[Listed entries start]

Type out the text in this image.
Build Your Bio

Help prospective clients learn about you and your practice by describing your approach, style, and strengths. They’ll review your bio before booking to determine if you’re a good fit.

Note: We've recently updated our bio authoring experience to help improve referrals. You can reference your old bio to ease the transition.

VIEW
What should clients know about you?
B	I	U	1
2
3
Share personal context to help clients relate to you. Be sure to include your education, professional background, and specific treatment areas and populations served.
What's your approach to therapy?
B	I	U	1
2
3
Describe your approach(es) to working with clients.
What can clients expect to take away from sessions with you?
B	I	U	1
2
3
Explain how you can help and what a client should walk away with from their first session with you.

[Listed entries end]
[Listed entries start]

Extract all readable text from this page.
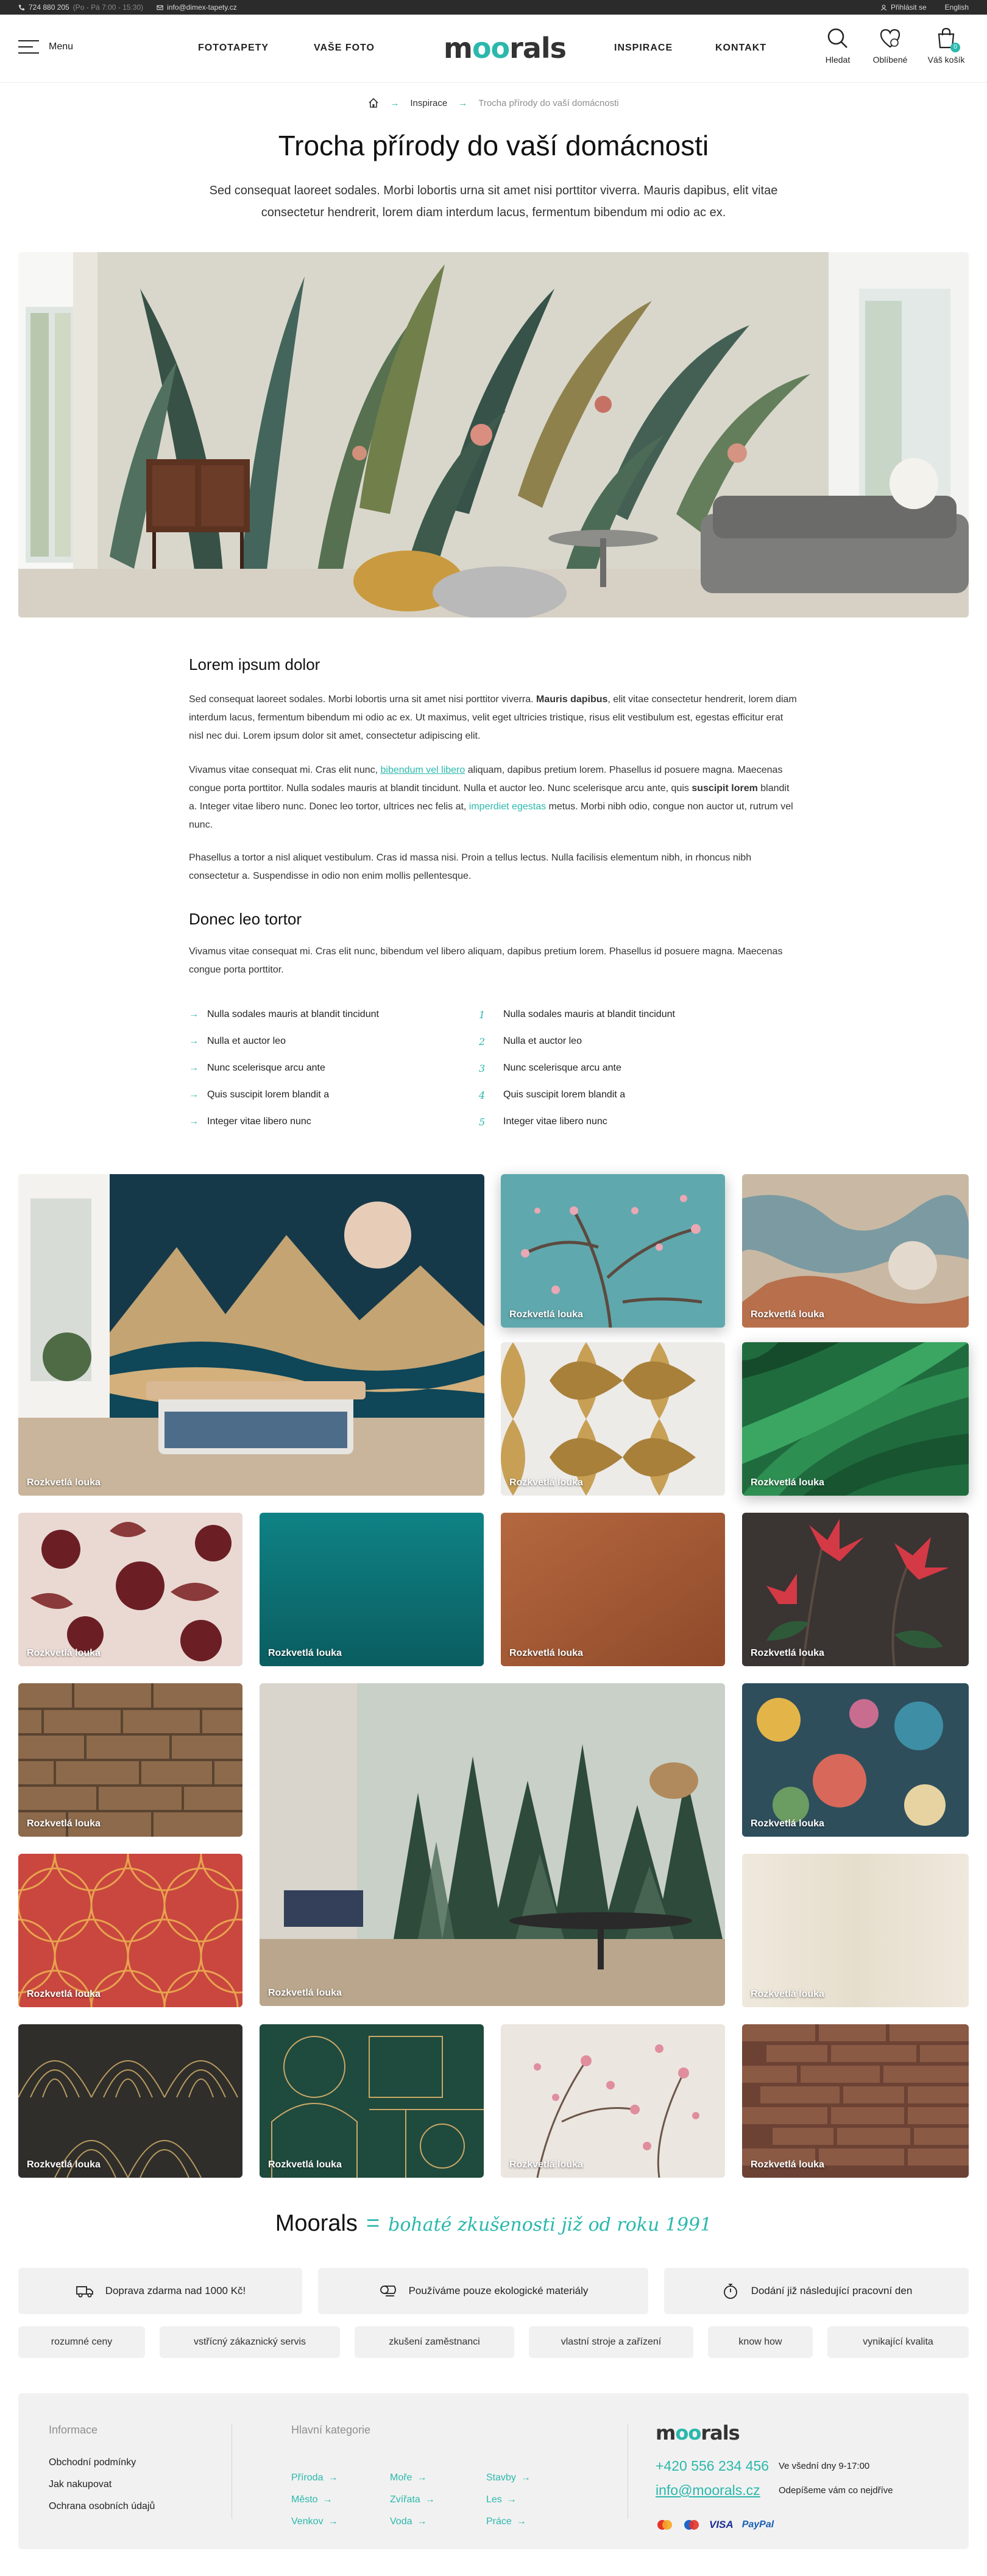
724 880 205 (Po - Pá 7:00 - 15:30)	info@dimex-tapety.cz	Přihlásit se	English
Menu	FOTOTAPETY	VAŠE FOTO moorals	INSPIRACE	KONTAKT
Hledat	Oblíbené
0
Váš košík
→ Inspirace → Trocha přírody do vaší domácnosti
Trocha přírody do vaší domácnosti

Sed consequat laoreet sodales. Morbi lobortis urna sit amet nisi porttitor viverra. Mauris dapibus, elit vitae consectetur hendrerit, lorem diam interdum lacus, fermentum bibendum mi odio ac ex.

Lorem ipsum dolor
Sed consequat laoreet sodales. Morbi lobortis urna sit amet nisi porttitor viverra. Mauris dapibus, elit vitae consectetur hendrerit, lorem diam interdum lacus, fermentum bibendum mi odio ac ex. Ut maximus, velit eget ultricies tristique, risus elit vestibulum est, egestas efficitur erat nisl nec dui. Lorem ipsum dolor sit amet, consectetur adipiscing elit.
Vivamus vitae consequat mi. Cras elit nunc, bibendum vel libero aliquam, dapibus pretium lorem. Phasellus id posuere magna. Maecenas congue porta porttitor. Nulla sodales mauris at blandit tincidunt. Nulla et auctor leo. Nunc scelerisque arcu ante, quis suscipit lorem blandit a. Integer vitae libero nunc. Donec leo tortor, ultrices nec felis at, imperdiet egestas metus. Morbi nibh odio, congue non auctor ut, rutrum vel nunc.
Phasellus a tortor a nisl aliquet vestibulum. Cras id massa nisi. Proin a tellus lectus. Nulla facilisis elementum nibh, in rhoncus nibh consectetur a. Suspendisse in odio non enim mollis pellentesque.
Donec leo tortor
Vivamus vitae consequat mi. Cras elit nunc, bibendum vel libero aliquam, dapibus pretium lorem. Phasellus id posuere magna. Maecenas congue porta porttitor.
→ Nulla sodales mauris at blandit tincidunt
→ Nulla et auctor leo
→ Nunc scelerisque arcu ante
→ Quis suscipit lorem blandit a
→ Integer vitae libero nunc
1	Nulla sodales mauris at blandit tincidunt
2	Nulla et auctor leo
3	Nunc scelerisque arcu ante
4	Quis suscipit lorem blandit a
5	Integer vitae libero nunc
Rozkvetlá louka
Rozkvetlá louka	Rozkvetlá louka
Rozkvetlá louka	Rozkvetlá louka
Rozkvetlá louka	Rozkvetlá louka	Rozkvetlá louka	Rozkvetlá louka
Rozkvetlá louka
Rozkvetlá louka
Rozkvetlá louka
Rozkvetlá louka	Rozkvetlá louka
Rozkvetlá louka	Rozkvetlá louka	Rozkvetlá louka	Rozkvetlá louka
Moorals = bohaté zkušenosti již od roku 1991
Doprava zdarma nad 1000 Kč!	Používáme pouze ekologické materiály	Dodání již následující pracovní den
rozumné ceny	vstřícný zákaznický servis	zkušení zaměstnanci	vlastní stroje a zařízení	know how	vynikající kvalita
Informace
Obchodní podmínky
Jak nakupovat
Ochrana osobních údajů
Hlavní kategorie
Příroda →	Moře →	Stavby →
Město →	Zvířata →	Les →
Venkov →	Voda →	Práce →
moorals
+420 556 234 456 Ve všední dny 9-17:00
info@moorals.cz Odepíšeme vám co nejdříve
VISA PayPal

[Listed entries end]

Locate all lines in the listing above with the word "should". Copy them.

What should clients know about you?
Explain how you can help and what a client should walk away with from their first session with you.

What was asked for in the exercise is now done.